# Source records
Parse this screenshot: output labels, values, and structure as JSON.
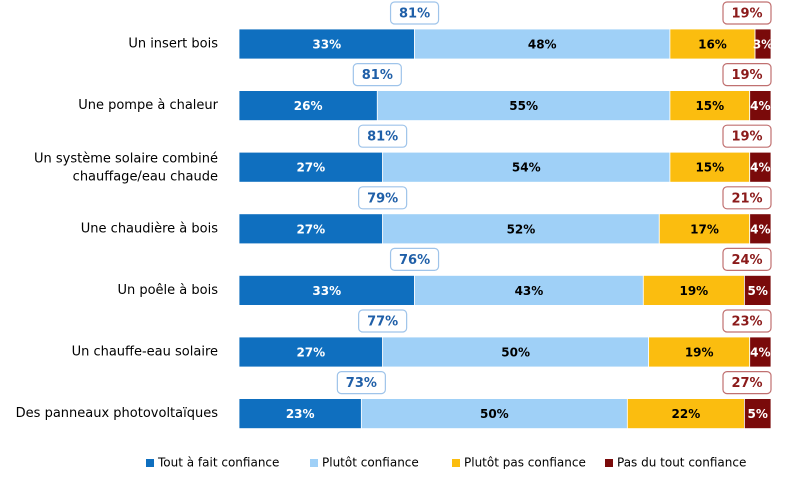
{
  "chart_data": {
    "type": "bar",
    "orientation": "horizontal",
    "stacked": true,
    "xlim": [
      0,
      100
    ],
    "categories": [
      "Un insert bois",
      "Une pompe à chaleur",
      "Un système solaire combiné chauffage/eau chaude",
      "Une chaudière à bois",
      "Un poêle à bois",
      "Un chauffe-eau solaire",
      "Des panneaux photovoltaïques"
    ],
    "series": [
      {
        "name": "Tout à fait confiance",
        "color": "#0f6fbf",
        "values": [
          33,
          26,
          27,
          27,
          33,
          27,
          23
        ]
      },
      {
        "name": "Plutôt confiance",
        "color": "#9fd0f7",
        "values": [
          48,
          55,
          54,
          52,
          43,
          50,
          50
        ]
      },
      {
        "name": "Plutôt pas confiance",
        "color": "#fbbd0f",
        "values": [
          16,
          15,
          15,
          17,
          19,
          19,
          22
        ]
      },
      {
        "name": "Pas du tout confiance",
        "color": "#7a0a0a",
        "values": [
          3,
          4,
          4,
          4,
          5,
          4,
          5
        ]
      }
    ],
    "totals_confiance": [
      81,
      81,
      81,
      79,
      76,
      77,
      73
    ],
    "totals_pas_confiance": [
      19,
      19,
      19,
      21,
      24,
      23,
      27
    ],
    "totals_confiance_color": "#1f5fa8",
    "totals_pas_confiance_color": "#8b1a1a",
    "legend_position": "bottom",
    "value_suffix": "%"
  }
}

# GOAL
Your copy should repeat each entry above exactly but contain no pictures.

# SOLUTION TO THE PROBLEM
Parse this screenshot: output labels, values, and structure as JSON.
{
  "chart_data": {
    "type": "bar",
    "orientation": "horizontal",
    "stacked": true,
    "xlim": [
      0,
      100
    ],
    "categories": [
      "Un insert bois",
      "Une pompe à chaleur",
      "Un système solaire combiné chauffage/eau chaude",
      "Une chaudière à bois",
      "Un poêle à bois",
      "Un chauffe-eau solaire",
      "Des panneaux photovoltaïques"
    ],
    "series": [
      {
        "name": "Tout à fait confiance",
        "color": "#0f6fbf",
        "values": [
          33,
          26,
          27,
          27,
          33,
          27,
          23
        ]
      },
      {
        "name": "Plutôt confiance",
        "color": "#9fd0f7",
        "values": [
          48,
          55,
          54,
          52,
          43,
          50,
          50
        ]
      },
      {
        "name": "Plutôt pas confiance",
        "color": "#fbbd0f",
        "values": [
          16,
          15,
          15,
          17,
          19,
          19,
          22
        ]
      },
      {
        "name": "Pas du tout confiance",
        "color": "#7a0a0a",
        "values": [
          3,
          4,
          4,
          4,
          5,
          4,
          5
        ]
      }
    ],
    "totals_confiance": [
      81,
      81,
      81,
      79,
      76,
      77,
      73
    ],
    "totals_pas_confiance": [
      19,
      19,
      19,
      21,
      24,
      23,
      27
    ],
    "totals_confiance_color": "#1f5fa8",
    "totals_pas_confiance_color": "#8b1a1a",
    "legend_position": "bottom",
    "value_suffix": "%"
  }
}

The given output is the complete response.